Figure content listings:
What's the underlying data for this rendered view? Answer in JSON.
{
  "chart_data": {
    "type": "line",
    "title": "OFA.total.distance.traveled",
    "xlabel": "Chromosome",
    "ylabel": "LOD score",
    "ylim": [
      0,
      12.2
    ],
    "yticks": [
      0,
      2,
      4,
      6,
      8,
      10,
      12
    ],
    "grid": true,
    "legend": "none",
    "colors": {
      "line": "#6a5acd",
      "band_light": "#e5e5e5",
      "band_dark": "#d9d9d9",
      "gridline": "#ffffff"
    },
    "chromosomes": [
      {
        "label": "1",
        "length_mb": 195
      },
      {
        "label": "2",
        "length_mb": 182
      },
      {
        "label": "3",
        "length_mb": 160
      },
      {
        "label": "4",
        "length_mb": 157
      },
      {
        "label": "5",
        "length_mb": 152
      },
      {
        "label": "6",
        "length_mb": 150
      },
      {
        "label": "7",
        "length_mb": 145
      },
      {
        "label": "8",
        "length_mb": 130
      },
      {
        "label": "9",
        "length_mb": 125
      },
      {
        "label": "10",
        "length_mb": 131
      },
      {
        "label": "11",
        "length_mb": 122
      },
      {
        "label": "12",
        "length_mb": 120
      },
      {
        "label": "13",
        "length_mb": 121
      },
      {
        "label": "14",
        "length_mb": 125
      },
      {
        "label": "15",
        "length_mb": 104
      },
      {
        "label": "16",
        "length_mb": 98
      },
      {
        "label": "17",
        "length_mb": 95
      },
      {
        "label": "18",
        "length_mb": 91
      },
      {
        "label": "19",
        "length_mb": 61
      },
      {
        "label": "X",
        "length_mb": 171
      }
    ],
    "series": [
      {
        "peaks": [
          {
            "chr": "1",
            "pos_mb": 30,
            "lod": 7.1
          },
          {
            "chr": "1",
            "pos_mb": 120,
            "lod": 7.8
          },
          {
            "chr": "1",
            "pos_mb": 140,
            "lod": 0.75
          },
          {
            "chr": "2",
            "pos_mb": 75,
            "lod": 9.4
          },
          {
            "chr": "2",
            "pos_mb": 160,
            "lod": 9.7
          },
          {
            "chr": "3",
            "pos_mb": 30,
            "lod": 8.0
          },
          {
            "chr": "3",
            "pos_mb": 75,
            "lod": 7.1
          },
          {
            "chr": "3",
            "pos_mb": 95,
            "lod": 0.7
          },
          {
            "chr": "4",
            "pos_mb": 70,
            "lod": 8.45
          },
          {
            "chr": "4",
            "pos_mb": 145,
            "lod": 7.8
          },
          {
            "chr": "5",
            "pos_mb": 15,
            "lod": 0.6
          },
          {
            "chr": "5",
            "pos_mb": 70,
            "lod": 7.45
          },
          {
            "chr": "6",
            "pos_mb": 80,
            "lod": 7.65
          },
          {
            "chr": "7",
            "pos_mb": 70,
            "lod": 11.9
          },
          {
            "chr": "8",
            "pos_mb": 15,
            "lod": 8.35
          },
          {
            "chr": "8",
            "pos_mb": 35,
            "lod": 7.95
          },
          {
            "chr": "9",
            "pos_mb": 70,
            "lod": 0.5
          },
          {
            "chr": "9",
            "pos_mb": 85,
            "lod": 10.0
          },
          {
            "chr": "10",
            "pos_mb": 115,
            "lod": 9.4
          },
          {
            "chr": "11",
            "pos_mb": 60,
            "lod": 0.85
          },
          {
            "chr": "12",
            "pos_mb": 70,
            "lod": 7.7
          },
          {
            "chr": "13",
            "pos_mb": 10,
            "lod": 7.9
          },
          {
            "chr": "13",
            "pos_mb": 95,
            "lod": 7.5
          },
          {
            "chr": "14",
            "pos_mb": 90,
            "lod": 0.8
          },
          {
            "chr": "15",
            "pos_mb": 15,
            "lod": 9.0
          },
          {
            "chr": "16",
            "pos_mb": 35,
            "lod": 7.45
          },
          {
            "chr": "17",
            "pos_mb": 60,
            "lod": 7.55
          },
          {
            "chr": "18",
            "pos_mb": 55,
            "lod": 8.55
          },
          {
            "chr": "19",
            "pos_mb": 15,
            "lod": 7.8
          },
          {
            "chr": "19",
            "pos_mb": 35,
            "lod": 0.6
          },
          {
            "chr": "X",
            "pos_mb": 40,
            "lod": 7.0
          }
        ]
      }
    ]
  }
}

◆ Written request
Reproduce the material precisely, including every line.

◆ Complete response
What's the underlying data for this rendered view? Answer in JSON.
{
  "chart_data": {
    "type": "line",
    "title": "OFA.total.distance.traveled",
    "xlabel": "Chromosome",
    "ylabel": "LOD score",
    "ylim": [
      0,
      12.2
    ],
    "yticks": [
      0,
      2,
      4,
      6,
      8,
      10,
      12
    ],
    "grid": true,
    "legend": "none",
    "colors": {
      "line": "#6a5acd",
      "band_light": "#e5e5e5",
      "band_dark": "#d9d9d9",
      "gridline": "#ffffff"
    },
    "chromosomes": [
      {
        "label": "1",
        "length_mb": 195
      },
      {
        "label": "2",
        "length_mb": 182
      },
      {
        "label": "3",
        "length_mb": 160
      },
      {
        "label": "4",
        "length_mb": 157
      },
      {
        "label": "5",
        "length_mb": 152
      },
      {
        "label": "6",
        "length_mb": 150
      },
      {
        "label": "7",
        "length_mb": 145
      },
      {
        "label": "8",
        "length_mb": 130
      },
      {
        "label": "9",
        "length_mb": 125
      },
      {
        "label": "10",
        "length_mb": 131
      },
      {
        "label": "11",
        "length_mb": 122
      },
      {
        "label": "12",
        "length_mb": 120
      },
      {
        "label": "13",
        "length_mb": 121
      },
      {
        "label": "14",
        "length_mb": 125
      },
      {
        "label": "15",
        "length_mb": 104
      },
      {
        "label": "16",
        "length_mb": 98
      },
      {
        "label": "17",
        "length_mb": 95
      },
      {
        "label": "18",
        "length_mb": 91
      },
      {
        "label": "19",
        "length_mb": 61
      },
      {
        "label": "X",
        "length_mb": 171
      }
    ],
    "series": [
      {
        "peaks": [
          {
            "chr": "1",
            "pos_mb": 30,
            "lod": 7.1
          },
          {
            "chr": "1",
            "pos_mb": 120,
            "lod": 7.8
          },
          {
            "chr": "1",
            "pos_mb": 140,
            "lod": 0.75
          },
          {
            "chr": "2",
            "pos_mb": 75,
            "lod": 9.4
          },
          {
            "chr": "2",
            "pos_mb": 160,
            "lod": 9.7
          },
          {
            "chr": "3",
            "pos_mb": 30,
            "lod": 8.0
          },
          {
            "chr": "3",
            "pos_mb": 75,
            "lod": 7.1
          },
          {
            "chr": "3",
            "pos_mb": 95,
            "lod": 0.7
          },
          {
            "chr": "4",
            "pos_mb": 70,
            "lod": 8.45
          },
          {
            "chr": "4",
            "pos_mb": 145,
            "lod": 7.8
          },
          {
            "chr": "5",
            "pos_mb": 15,
            "lod": 0.6
          },
          {
            "chr": "5",
            "pos_mb": 70,
            "lod": 7.45
          },
          {
            "chr": "6",
            "pos_mb": 80,
            "lod": 7.65
          },
          {
            "chr": "7",
            "pos_mb": 70,
            "lod": 11.9
          },
          {
            "chr": "8",
            "pos_mb": 15,
            "lod": 8.35
          },
          {
            "chr": "8",
            "pos_mb": 35,
            "lod": 7.95
          },
          {
            "chr": "9",
            "pos_mb": 70,
            "lod": 0.5
          },
          {
            "chr": "9",
            "pos_mb": 85,
            "lod": 10.0
          },
          {
            "chr": "10",
            "pos_mb": 115,
            "lod": 9.4
          },
          {
            "chr": "11",
            "pos_mb": 60,
            "lod": 0.85
          },
          {
            "chr": "12",
            "pos_mb": 70,
            "lod": 7.7
          },
          {
            "chr": "13",
            "pos_mb": 10,
            "lod": 7.9
          },
          {
            "chr": "13",
            "pos_mb": 95,
            "lod": 7.5
          },
          {
            "chr": "14",
            "pos_mb": 90,
            "lod": 0.8
          },
          {
            "chr": "15",
            "pos_mb": 15,
            "lod": 9.0
          },
          {
            "chr": "16",
            "pos_mb": 35,
            "lod": 7.45
          },
          {
            "chr": "17",
            "pos_mb": 60,
            "lod": 7.55
          },
          {
            "chr": "18",
            "pos_mb": 55,
            "lod": 8.55
          },
          {
            "chr": "19",
            "pos_mb": 15,
            "lod": 7.8
          },
          {
            "chr": "19",
            "pos_mb": 35,
            "lod": 0.6
          },
          {
            "chr": "X",
            "pos_mb": 40,
            "lod": 7.0
          }
        ]
      }
    ]
  }
}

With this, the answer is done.